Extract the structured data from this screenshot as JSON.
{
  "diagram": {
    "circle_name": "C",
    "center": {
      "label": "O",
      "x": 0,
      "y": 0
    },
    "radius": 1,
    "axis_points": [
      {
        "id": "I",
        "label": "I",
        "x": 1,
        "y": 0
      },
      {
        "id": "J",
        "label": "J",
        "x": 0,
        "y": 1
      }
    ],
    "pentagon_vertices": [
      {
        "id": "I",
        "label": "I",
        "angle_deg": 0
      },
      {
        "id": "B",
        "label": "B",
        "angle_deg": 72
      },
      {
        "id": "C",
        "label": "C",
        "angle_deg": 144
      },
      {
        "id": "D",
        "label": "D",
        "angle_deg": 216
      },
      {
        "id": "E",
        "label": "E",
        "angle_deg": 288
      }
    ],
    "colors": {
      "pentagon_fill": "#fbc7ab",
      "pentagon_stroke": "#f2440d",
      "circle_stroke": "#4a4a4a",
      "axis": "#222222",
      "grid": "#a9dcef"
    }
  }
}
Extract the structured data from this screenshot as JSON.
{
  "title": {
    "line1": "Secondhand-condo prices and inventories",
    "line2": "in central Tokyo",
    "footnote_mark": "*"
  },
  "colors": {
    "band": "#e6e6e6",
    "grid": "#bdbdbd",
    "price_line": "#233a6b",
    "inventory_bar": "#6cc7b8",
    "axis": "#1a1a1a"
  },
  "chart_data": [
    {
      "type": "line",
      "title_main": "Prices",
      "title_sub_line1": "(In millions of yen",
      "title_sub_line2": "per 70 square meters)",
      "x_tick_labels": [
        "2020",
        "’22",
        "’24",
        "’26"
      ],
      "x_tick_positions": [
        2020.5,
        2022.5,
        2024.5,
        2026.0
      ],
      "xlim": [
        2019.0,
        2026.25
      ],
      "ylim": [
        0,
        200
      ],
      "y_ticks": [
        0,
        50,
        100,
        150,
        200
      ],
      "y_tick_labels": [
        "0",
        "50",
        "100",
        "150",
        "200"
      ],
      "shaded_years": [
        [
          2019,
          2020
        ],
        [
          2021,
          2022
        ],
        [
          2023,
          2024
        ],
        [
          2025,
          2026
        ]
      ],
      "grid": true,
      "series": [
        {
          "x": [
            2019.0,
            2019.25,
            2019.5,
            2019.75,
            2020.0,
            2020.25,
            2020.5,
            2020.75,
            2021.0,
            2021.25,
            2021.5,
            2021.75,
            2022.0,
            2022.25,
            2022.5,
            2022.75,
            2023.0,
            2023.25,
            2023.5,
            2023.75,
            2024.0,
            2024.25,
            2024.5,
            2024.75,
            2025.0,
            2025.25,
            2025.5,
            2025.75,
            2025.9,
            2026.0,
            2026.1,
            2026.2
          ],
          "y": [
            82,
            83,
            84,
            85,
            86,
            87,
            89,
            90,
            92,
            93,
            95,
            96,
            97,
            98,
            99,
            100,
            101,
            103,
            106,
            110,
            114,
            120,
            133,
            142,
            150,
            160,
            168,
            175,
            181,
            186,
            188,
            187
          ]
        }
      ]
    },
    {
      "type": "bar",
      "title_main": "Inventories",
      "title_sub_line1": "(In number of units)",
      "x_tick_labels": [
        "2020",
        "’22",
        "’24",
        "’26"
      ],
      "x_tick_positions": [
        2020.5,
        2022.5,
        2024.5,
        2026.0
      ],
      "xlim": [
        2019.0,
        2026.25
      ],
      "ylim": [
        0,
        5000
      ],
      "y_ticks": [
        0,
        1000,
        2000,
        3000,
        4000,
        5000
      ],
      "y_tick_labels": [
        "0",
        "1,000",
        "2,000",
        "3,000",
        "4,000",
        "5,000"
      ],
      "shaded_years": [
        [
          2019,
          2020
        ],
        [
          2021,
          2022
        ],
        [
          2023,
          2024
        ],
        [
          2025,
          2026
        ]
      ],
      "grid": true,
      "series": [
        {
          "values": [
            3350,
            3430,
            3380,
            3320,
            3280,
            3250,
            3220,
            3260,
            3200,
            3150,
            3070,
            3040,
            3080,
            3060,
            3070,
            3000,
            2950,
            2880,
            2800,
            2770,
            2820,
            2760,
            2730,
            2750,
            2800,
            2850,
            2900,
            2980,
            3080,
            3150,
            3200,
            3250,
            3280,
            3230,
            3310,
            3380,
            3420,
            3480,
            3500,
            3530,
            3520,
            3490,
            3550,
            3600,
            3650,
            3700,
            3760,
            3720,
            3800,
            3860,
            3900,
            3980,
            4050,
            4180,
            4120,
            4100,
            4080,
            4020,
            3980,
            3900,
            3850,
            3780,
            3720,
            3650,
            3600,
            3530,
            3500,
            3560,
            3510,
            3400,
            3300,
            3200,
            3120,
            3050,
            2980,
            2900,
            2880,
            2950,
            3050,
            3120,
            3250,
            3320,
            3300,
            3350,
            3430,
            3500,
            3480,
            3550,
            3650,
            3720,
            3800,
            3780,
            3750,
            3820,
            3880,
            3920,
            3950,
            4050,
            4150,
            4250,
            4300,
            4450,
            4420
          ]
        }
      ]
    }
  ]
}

-------

WHAT IS EXPECTED ▸
Nothing in the listing may be changed; retype it all exactly.

COMPLETED EXERCISE ▸
Extract the structured data from this screenshot as JSON.
{
  "diagram": {
    "circle_name": "C",
    "center": {
      "label": "O",
      "x": 0,
      "y": 0
    },
    "radius": 1,
    "axis_points": [
      {
        "id": "I",
        "label": "I",
        "x": 1,
        "y": 0
      },
      {
        "id": "J",
        "label": "J",
        "x": 0,
        "y": 1
      }
    ],
    "pentagon_vertices": [
      {
        "id": "I",
        "label": "I",
        "angle_deg": 0
      },
      {
        "id": "B",
        "label": "B",
        "angle_deg": 72
      },
      {
        "id": "C",
        "label": "C",
        "angle_deg": 144
      },
      {
        "id": "D",
        "label": "D",
        "angle_deg": 216
      },
      {
        "id": "E",
        "label": "E",
        "angle_deg": 288
      }
    ],
    "colors": {
      "pentagon_fill": "#fbc7ab",
      "pentagon_stroke": "#f2440d",
      "circle_stroke": "#4a4a4a",
      "axis": "#222222",
      "grid": "#a9dcef"
    }
  }
}
Extract the structured data from this screenshot as JSON.
{
  "title": {
    "line1": "Secondhand-condo prices and inventories",
    "line2": "in central Tokyo",
    "footnote_mark": "*"
  },
  "colors": {
    "band": "#e6e6e6",
    "grid": "#bdbdbd",
    "price_line": "#233a6b",
    "inventory_bar": "#6cc7b8",
    "axis": "#1a1a1a"
  },
  "chart_data": [
    {
      "type": "line",
      "title_main": "Prices",
      "title_sub_line1": "(In millions of yen",
      "title_sub_line2": "per 70 square meters)",
      "x_tick_labels": [
        "2020",
        "’22",
        "’24",
        "’26"
      ],
      "x_tick_positions": [
        2020.5,
        2022.5,
        2024.5,
        2026.0
      ],
      "xlim": [
        2019.0,
        2026.25
      ],
      "ylim": [
        0,
        200
      ],
      "y_ticks": [
        0,
        50,
        100,
        150,
        200
      ],
      "y_tick_labels": [
        "0",
        "50",
        "100",
        "150",
        "200"
      ],
      "shaded_years": [
        [
          2019,
          2020
        ],
        [
          2021,
          2022
        ],
        [
          2023,
          2024
        ],
        [
          2025,
          2026
        ]
      ],
      "grid": true,
      "series": [
        {
          "x": [
            2019.0,
            2019.25,
            2019.5,
            2019.75,
            2020.0,
            2020.25,
            2020.5,
            2020.75,
            2021.0,
            2021.25,
            2021.5,
            2021.75,
            2022.0,
            2022.25,
            2022.5,
            2022.75,
            2023.0,
            2023.25,
            2023.5,
            2023.75,
            2024.0,
            2024.25,
            2024.5,
            2024.75,
            2025.0,
            2025.25,
            2025.5,
            2025.75,
            2025.9,
            2026.0,
            2026.1,
            2026.2
          ],
          "y": [
            82,
            83,
            84,
            85,
            86,
            87,
            89,
            90,
            92,
            93,
            95,
            96,
            97,
            98,
            99,
            100,
            101,
            103,
            106,
            110,
            114,
            120,
            133,
            142,
            150,
            160,
            168,
            175,
            181,
            186,
            188,
            187
          ]
        }
      ]
    },
    {
      "type": "bar",
      "title_main": "Inventories",
      "title_sub_line1": "(In number of units)",
      "x_tick_labels": [
        "2020",
        "’22",
        "’24",
        "’26"
      ],
      "x_tick_positions": [
        2020.5,
        2022.5,
        2024.5,
        2026.0
      ],
      "xlim": [
        2019.0,
        2026.25
      ],
      "ylim": [
        0,
        5000
      ],
      "y_ticks": [
        0,
        1000,
        2000,
        3000,
        4000,
        5000
      ],
      "y_tick_labels": [
        "0",
        "1,000",
        "2,000",
        "3,000",
        "4,000",
        "5,000"
      ],
      "shaded_years": [
        [
          2019,
          2020
        ],
        [
          2021,
          2022
        ],
        [
          2023,
          2024
        ],
        [
          2025,
          2026
        ]
      ],
      "grid": true,
      "series": [
        {
          "values": [
            3350,
            3430,
            3380,
            3320,
            3280,
            3250,
            3220,
            3260,
            3200,
            3150,
            3070,
            3040,
            3080,
            3060,
            3070,
            3000,
            2950,
            2880,
            2800,
            2770,
            2820,
            2760,
            2730,
            2750,
            2800,
            2850,
            2900,
            2980,
            3080,
            3150,
            3200,
            3250,
            3280,
            3230,
            3310,
            3380,
            3420,
            3480,
            3500,
            3530,
            3520,
            3490,
            3550,
            3600,
            3650,
            3700,
            3760,
            3720,
            3800,
            3860,
            3900,
            3980,
            4050,
            4180,
            4120,
            4100,
            4080,
            4020,
            3980,
            3900,
            3850,
            3780,
            3720,
            3650,
            3600,
            3530,
            3500,
            3560,
            3510,
            3400,
            3300,
            3200,
            3120,
            3050,
            2980,
            2900,
            2880,
            2950,
            3050,
            3120,
            3250,
            3320,
            3300,
            3350,
            3430,
            3500,
            3480,
            3550,
            3650,
            3720,
            3800,
            3780,
            3750,
            3820,
            3880,
            3920,
            3950,
            4050,
            4150,
            4250,
            4300,
            4450,
            4420
          ]
        }
      ]
    }
  ]
}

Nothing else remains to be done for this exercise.